REQUIREMENT. Could you copy every line from the material below in which "Pricing" appears?
++++
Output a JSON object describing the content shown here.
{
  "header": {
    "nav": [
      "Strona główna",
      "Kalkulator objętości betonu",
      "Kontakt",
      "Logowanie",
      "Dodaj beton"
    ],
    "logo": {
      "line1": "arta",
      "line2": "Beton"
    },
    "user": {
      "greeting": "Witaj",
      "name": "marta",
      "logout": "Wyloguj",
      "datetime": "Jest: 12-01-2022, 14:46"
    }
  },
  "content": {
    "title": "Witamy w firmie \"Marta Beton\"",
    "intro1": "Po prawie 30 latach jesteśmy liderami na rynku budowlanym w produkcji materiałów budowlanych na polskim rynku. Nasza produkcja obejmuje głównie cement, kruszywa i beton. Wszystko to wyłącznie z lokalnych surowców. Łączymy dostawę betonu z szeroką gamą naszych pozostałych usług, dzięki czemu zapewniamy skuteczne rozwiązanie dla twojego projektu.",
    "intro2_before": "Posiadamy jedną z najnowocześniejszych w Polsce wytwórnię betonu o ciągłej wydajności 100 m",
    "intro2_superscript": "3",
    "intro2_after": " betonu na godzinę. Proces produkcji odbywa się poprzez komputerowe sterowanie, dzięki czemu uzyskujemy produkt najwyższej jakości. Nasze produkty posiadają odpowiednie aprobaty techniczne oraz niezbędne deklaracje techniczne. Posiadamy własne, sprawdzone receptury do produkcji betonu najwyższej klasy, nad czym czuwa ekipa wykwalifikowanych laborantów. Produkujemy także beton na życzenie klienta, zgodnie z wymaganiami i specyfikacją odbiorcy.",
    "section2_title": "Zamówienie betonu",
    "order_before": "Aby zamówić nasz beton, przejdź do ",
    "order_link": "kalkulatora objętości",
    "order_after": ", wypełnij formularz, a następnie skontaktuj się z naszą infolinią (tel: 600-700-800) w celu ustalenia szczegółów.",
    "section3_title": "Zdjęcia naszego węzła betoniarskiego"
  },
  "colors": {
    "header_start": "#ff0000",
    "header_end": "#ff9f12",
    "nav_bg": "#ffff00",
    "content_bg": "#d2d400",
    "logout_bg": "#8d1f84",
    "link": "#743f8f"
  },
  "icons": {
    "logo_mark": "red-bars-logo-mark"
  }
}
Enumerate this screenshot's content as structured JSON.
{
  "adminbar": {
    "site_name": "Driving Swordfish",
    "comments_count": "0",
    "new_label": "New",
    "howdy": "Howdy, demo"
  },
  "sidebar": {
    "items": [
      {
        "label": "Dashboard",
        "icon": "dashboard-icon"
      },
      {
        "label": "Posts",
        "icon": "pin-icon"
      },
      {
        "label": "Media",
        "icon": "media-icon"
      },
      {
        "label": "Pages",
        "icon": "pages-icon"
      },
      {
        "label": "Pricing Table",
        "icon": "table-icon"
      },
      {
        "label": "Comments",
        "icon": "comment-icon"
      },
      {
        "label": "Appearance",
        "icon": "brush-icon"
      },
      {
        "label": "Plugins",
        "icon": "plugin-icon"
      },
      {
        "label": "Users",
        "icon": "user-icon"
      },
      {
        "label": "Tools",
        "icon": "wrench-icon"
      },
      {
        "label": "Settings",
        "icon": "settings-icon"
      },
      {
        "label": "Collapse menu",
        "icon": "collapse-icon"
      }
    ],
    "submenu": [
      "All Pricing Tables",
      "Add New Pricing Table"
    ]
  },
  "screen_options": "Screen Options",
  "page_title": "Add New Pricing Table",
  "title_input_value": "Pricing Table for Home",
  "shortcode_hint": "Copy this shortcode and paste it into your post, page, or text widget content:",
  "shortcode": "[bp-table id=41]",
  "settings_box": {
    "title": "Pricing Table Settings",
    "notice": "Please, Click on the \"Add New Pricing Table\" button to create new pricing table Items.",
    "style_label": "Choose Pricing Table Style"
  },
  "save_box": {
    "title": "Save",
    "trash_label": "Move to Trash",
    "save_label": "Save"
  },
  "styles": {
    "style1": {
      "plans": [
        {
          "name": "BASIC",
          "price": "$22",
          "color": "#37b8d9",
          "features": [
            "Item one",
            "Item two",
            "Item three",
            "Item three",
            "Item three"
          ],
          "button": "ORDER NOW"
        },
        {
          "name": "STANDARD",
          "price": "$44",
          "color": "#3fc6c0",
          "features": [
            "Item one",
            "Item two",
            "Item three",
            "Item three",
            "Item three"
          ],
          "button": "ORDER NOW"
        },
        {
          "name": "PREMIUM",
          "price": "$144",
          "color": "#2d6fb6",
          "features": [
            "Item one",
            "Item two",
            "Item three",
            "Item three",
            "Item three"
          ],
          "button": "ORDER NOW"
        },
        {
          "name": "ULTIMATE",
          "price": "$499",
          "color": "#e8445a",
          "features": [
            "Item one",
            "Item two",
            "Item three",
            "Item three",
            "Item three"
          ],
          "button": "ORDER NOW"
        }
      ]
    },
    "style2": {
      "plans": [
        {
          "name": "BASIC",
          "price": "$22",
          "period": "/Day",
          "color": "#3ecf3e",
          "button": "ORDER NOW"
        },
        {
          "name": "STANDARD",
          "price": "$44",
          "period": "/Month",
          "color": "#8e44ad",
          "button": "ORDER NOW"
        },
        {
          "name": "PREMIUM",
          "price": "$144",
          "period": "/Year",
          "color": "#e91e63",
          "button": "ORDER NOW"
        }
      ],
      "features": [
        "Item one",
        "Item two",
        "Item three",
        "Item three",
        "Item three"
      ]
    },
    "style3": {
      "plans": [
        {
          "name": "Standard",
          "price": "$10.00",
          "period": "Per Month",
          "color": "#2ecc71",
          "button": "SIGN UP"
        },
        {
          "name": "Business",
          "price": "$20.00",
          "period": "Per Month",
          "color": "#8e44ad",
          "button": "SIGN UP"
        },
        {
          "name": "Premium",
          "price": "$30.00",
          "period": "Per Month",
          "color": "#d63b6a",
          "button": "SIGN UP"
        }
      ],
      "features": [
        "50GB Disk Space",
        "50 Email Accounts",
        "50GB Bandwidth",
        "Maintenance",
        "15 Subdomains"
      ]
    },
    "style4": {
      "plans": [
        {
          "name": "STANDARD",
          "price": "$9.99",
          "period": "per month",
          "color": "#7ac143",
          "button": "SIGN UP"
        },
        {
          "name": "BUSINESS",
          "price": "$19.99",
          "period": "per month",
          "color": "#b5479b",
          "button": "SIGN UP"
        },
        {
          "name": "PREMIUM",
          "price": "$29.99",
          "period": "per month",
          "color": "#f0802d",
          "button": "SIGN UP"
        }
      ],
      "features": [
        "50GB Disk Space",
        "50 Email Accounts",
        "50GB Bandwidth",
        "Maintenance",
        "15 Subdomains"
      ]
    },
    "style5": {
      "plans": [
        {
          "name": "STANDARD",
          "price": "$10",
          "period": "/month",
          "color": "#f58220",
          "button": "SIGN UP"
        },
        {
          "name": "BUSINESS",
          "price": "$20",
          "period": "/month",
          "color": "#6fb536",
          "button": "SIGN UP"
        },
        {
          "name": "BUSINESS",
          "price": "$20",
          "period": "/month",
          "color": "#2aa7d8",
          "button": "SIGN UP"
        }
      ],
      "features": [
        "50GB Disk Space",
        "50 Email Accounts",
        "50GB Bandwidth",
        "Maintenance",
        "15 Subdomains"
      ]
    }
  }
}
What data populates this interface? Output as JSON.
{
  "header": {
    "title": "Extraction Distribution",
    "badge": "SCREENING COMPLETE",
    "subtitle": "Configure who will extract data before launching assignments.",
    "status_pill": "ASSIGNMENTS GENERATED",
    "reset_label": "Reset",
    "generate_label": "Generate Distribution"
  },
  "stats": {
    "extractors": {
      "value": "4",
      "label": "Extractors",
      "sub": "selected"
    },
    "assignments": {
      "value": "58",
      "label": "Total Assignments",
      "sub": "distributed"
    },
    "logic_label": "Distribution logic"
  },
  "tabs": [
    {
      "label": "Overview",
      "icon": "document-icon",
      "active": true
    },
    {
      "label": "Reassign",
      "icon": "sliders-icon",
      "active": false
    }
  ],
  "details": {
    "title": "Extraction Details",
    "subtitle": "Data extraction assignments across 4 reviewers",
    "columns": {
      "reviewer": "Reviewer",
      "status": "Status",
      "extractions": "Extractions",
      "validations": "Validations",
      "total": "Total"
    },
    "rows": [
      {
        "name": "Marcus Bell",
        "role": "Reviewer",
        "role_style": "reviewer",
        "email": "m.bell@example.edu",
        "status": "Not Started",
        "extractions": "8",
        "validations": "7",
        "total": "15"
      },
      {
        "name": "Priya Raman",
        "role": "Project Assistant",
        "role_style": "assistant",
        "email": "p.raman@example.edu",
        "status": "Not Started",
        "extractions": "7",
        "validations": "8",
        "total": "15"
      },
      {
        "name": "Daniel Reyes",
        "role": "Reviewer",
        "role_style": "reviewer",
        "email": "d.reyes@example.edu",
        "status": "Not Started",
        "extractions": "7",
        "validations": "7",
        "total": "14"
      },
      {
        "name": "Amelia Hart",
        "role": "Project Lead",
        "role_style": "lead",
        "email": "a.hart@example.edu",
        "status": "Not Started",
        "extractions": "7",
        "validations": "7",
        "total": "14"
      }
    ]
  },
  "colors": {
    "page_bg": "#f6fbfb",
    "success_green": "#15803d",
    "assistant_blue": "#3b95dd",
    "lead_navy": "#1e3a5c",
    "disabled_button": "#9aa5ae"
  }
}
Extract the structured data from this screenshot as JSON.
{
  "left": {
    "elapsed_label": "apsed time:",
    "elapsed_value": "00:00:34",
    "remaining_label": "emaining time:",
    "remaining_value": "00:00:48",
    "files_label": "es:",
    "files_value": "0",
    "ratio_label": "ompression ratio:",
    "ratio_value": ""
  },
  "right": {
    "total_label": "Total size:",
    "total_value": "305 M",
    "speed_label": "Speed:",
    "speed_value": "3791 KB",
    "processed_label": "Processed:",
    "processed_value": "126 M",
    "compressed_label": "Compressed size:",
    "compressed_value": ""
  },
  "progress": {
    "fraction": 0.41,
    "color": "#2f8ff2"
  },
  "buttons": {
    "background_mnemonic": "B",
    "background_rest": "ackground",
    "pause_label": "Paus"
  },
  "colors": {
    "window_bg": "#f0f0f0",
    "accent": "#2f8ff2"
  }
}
++++
COMPLETED TASK.
        "label": "Pricing Table",
      "All Pricing Tables",
      "Add New Pricing Table"
  "page_title": "Add New Pricing Table",
  "title_input_value": "Pricing Table for Home",
    "title": "Pricing Table Settings",
    "notice": "Please, Click on the \"Add New Pricing Table\" button to create new pricing table Items.",
    "style_label": "Choose Pricing Table Style"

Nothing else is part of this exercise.